▶ TASK INSTRUCTIONS
(A) Reproduce the passage of the budget debate speech starting at "Wednesday, 10 October" and ending at "It is pathetic.".
(B) Answer these questions from the budget debate speech below:
(i) How many minutes did the member for Lindsay have to speak?
(ii) According to PIMCO, what was Australia's second-largest export last year?
(iii) What amount did the federal government's record debt go over two weeks earlier?

───── EXCERPT ─────

House debates

Wednesday, 10 October 2012

Matters of Public Importance

Budget

3:47 pm

Photo of Andrew RobbAndrew Robb (Goldstein, Liberal Party, Chairman of the Coalition Policy Development Committee) Share this | Hansard source

No wonder there is a crisis of confidence in the Australian community—people saving like they never have before; businesses not investing, despite cashed up balance sheets. We have just heard the member for Lindsay—the Assistant Treasurer, would you believe? He had 15 minutes and was unable to answer one question, not one question, posed to him by the shadow Treasurer. No wonder there is a crisis of confidence. No wonder he is leaving the chamber. Off he goes. He has not given one answer in 15 minutes. It is pathetic.

For over two years now, we have been warning this government about its reckless spending and the impact that that is having on creating a structural deficit, a situation where the government has now committed this country to well over $100 billion of ongoing new spending, which—when the rivers of resource gold start to dry up to some extent; not collapse, but when they start to come back—we will be unable as a country to afford the commitment, the structural deficit, the reckless spending that this government has embarked on.

Warren Buffett once said that it is only when the tide goes out that you discover who is swimming naked. The tide is going out on this government, and what it is revealing is not a pretty sight. You never hear this government refer to debt. When was the last time we heard this government talk about debt? Never. They never talk about it. You never hear this government refer to the significance of the four biggest budget deficits in this nation's history. You never hear this government talk about the impact on the broader economy of needing to fund this record debt. You saw no comment two weeks ago when that record debt went over a quarter of a trillion dollars. For the first time in our history, the Australian federal government now owes over a quarter of a trillion dollars.

I will put this into some context by asking one simple question—I put this to the chamber: what was Australia's second-largest export last year? Easy question. Iron ore? No; that was the largest. Coal? Gas? Wool? No. I will give you the answer. Australia's second-largest export last year—according to PIMCO, the world's largest bond investor—was Commonwealth government bonds. Would you believe that? Have we ever heard this? Here we have a debate about the government providing accurate information but no-one in this chamber was able to answer the question. Minister Burke here is totally ignorant of the fact that the second-biggest export last year was Commonwealth government bonds. Would you believe it!

───── EXTRACTED ENTRIES ─────

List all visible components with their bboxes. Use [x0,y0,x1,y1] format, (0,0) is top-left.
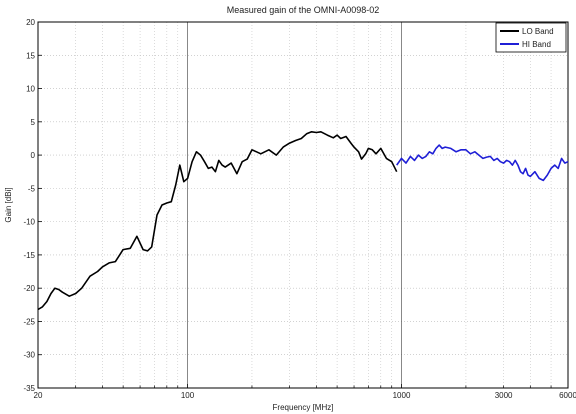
legend: LO Band HI Band [495,22,567,53]
x-tick-label: 6000 [559,391,576,400]
x-axis-label: Frequency [MHz] [273,403,334,412]
y-tick-label: 5 [31,118,36,127]
y-tick-label: -10 [23,218,35,227]
y-tick-label: 0 [31,151,36,160]
legend-box [495,22,567,53]
y-tick-label: -25 [23,317,35,326]
x-tick-label: 3000 [495,391,513,400]
y-tick-label: -5 [28,184,36,193]
series-line-lo-band [37,131,398,311]
x-tick-label: 100 [181,391,195,400]
grid [38,22,568,388]
plot-area [37,21,569,389]
y-tick-label: -15 [23,251,35,260]
y-tick-label: -35 [23,384,35,393]
series-line-hi-band [396,144,569,182]
legend-label-lo-band: LO Band [522,27,554,36]
y-tick-label: -30 [23,351,35,360]
y-tick-label: -20 [23,284,35,293]
axis-ticks: -35 -30 -25 -20 -15 -10 -5 0 5 10 15 20 20 100 1000 300… [23,18,576,400]
y-axis-label: Gain [dBi] [4,187,13,222]
chart-title: Measured gain of the OMNI-A0098-02 [227,5,380,15]
x-tick-label: 1000 [393,391,411,400]
y-tick-label: 10 [26,85,35,94]
series-layer [37,131,569,311]
x-tick-label: 20 [34,391,43,400]
y-tick-label: 20 [26,18,35,27]
legend-label-hi-band: HI Band [522,40,551,49]
y-tick-label: 15 [26,51,35,60]
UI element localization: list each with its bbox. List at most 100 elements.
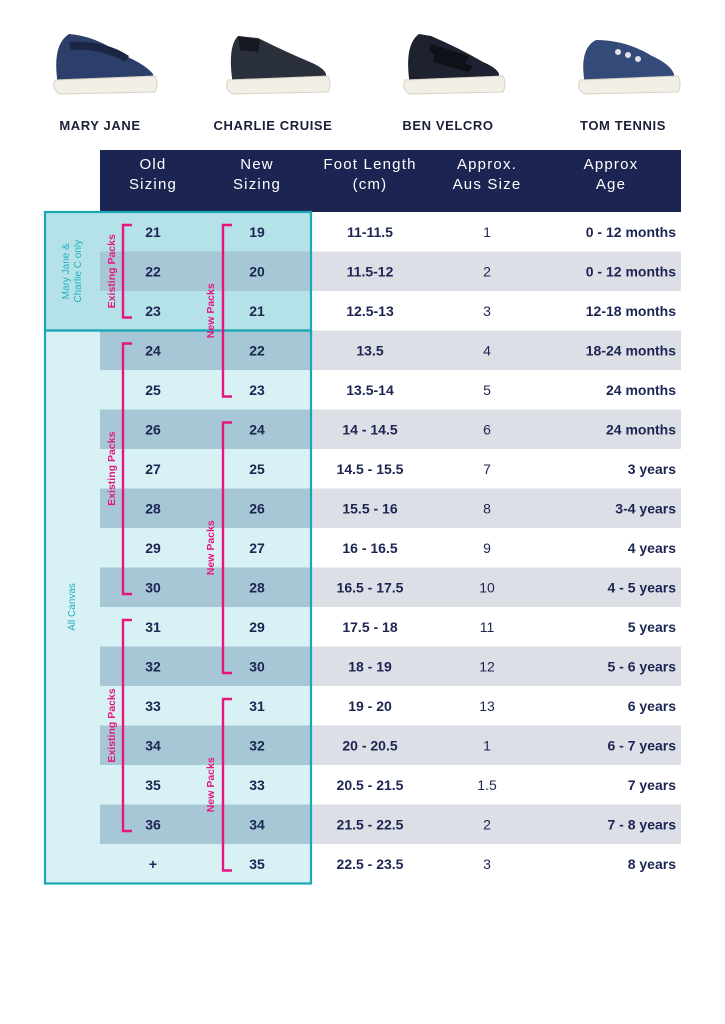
row-tint bbox=[100, 607, 311, 647]
group-label: All Canvas bbox=[67, 583, 78, 631]
table-cell: 1.5 bbox=[477, 777, 497, 793]
row-stripe bbox=[311, 409, 681, 449]
table-cell: 24 months bbox=[606, 382, 676, 398]
mary-jane-shoe-icon bbox=[53, 34, 158, 95]
table-cell: 13.5-14 bbox=[346, 382, 394, 398]
table-cell: 22 bbox=[249, 342, 265, 358]
table-cell: 4 - 5 years bbox=[608, 579, 677, 595]
header-label: Old bbox=[140, 156, 167, 173]
existing-packs-label: Existing Packs bbox=[106, 432, 118, 506]
existing-packs-bracket bbox=[121, 618, 132, 833]
table-cell: 11.5-12 bbox=[347, 263, 394, 279]
table-cell: 26 bbox=[249, 500, 265, 516]
table-cell: 9 bbox=[483, 540, 491, 556]
table-cell: 26 bbox=[145, 421, 161, 437]
table-cell: 6 years bbox=[628, 698, 676, 714]
table-cell: 27 bbox=[249, 540, 265, 556]
table-cell: 33 bbox=[145, 698, 161, 714]
header-label: Sizing bbox=[129, 176, 177, 193]
table-cell: 12-18 months bbox=[586, 303, 676, 319]
table-cell: 16 - 16.5 bbox=[342, 540, 397, 556]
table-cell: 4 bbox=[483, 342, 491, 358]
table-cell: 7 years bbox=[628, 777, 676, 793]
table-cell: 28 bbox=[249, 579, 265, 595]
shoe-styles-row: MARY JANE CHARLIE CRUISE BEN VELCRO TOM … bbox=[0, 0, 725, 145]
header-label: Age bbox=[596, 176, 626, 193]
table-cell: 25 bbox=[145, 382, 161, 398]
table-cell: 5 years bbox=[628, 619, 676, 635]
table-cell: 20.5 - 21.5 bbox=[337, 777, 404, 793]
row-tint bbox=[100, 804, 311, 844]
table-cell: 19 - 20 bbox=[348, 698, 392, 714]
table-cell: 19 bbox=[249, 224, 265, 240]
table-cell: 15.5 - 16 bbox=[342, 500, 397, 516]
group-label: Mary Jane & bbox=[61, 243, 72, 299]
shoe-name-ben-velcro: BEN VELCRO bbox=[402, 118, 494, 133]
group-border bbox=[43, 329, 313, 885]
table-cell: 1 bbox=[483, 224, 491, 240]
existing-packs-bracket bbox=[121, 223, 132, 319]
row-tint bbox=[100, 251, 311, 291]
table-cell: + bbox=[149, 856, 157, 872]
row-tint bbox=[100, 765, 311, 805]
row-tint bbox=[100, 686, 311, 726]
header-label: Foot Length bbox=[323, 156, 416, 173]
slip-on-shoe-icon bbox=[226, 36, 331, 95]
row-tint bbox=[100, 212, 311, 252]
group-side-fill bbox=[45, 330, 100, 884]
new-packs-label: New Packs bbox=[205, 283, 217, 338]
table-header-bar bbox=[100, 150, 681, 212]
tennis-shoe-icon bbox=[578, 40, 681, 95]
row-tint bbox=[100, 646, 311, 686]
table-cell: 31 bbox=[145, 619, 161, 635]
table-cell: 28 bbox=[145, 500, 161, 516]
group-side-fill bbox=[45, 212, 100, 331]
table-cell: 11 bbox=[480, 619, 495, 635]
row-stripe bbox=[311, 488, 681, 528]
row-stripe bbox=[311, 330, 681, 370]
table-cell: 5 - 6 years bbox=[608, 658, 677, 674]
table-cell: 31 bbox=[249, 698, 265, 714]
existing-packs-bracket bbox=[121, 342, 132, 596]
header-label: New bbox=[240, 156, 274, 173]
row-tint bbox=[100, 449, 311, 489]
table-cell: 18 - 19 bbox=[348, 658, 392, 674]
table-cell: 21.5 - 22.5 bbox=[337, 816, 404, 832]
shoe-charlie-cruise: CHARLIE CRUISE bbox=[188, 22, 358, 142]
table-cell: 1 bbox=[483, 737, 491, 753]
header-label: Approx. bbox=[457, 156, 517, 173]
table-cell: 22 bbox=[145, 263, 161, 279]
table-cell: 12.5-13 bbox=[346, 303, 394, 319]
table-cell: 2 bbox=[483, 263, 491, 279]
header-label: Aus Size bbox=[453, 176, 522, 193]
new-packs-bracket bbox=[221, 697, 232, 872]
table-cell: 8 years bbox=[628, 856, 676, 872]
row-stripe bbox=[311, 567, 681, 607]
row-stripe bbox=[311, 725, 681, 765]
table-cell: 2 bbox=[483, 816, 491, 832]
table-cell: 24 months bbox=[606, 421, 676, 437]
row-stripe bbox=[311, 251, 681, 291]
existing-packs-label: Existing Packs bbox=[106, 234, 118, 308]
table-cell: 18-24 months bbox=[586, 342, 676, 358]
table-cell: 34 bbox=[145, 737, 161, 753]
new-packs-bracket bbox=[221, 421, 232, 675]
table-cell: 3-4 years bbox=[615, 500, 676, 516]
table-cell: 3 bbox=[483, 856, 491, 872]
table-cell: 7 bbox=[483, 461, 491, 477]
new-packs-bracket bbox=[221, 223, 232, 398]
shoe-tom-tennis: TOM TENNIS bbox=[538, 22, 708, 142]
row-tint bbox=[100, 844, 311, 884]
table-cell: 6 bbox=[483, 421, 491, 437]
table-cell: 32 bbox=[249, 737, 265, 753]
velcro-shoe-icon bbox=[403, 34, 506, 95]
table-cell: 25 bbox=[249, 461, 265, 477]
table-cell: 20 bbox=[249, 263, 265, 279]
table-cell: 24 bbox=[249, 421, 265, 437]
table-cell: 30 bbox=[145, 579, 161, 595]
table-cell: 29 bbox=[145, 540, 161, 556]
table-cell: 11-11.5 bbox=[347, 224, 393, 240]
new-packs-label: New Packs bbox=[205, 520, 217, 575]
row-tint bbox=[100, 725, 311, 765]
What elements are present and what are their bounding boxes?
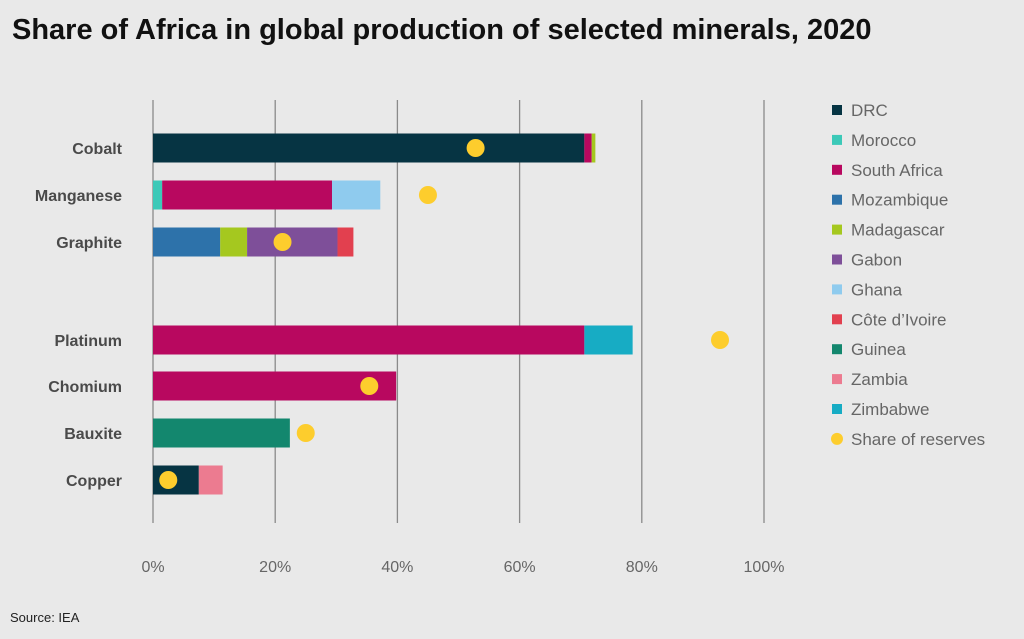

─────

▶ EXPECTED OUTPUTS
(A)
Wednesday, 10 October 2012

Matters of Public Importance

Budget

3:47 pm

Photo of Andrew RobbAndrew Robb (Goldstein, Liberal Party, Chairman of the Coalition Policy Development Committee) Share this | Hansard source

No wonder there is a crisis of confidence in the Australian community—people saving like they never have before; businesses not investing, despite cashed up balance sheets. We have just heard the member for Lindsay—the Assistant Treasurer, would you believe? He had 15 minutes and was unable to answer one question, not one question, posed to him by the shadow Treasurer. No wonder there is a crisis of confidence. No wonder he is leaving the chamber. Off he goes. He has not given one answer in 15 minutes. It is pathetic.

(B)
(i) 15 minutes
(ii) Commonwealth government bonds
(iii) A quarter of a trillion dollars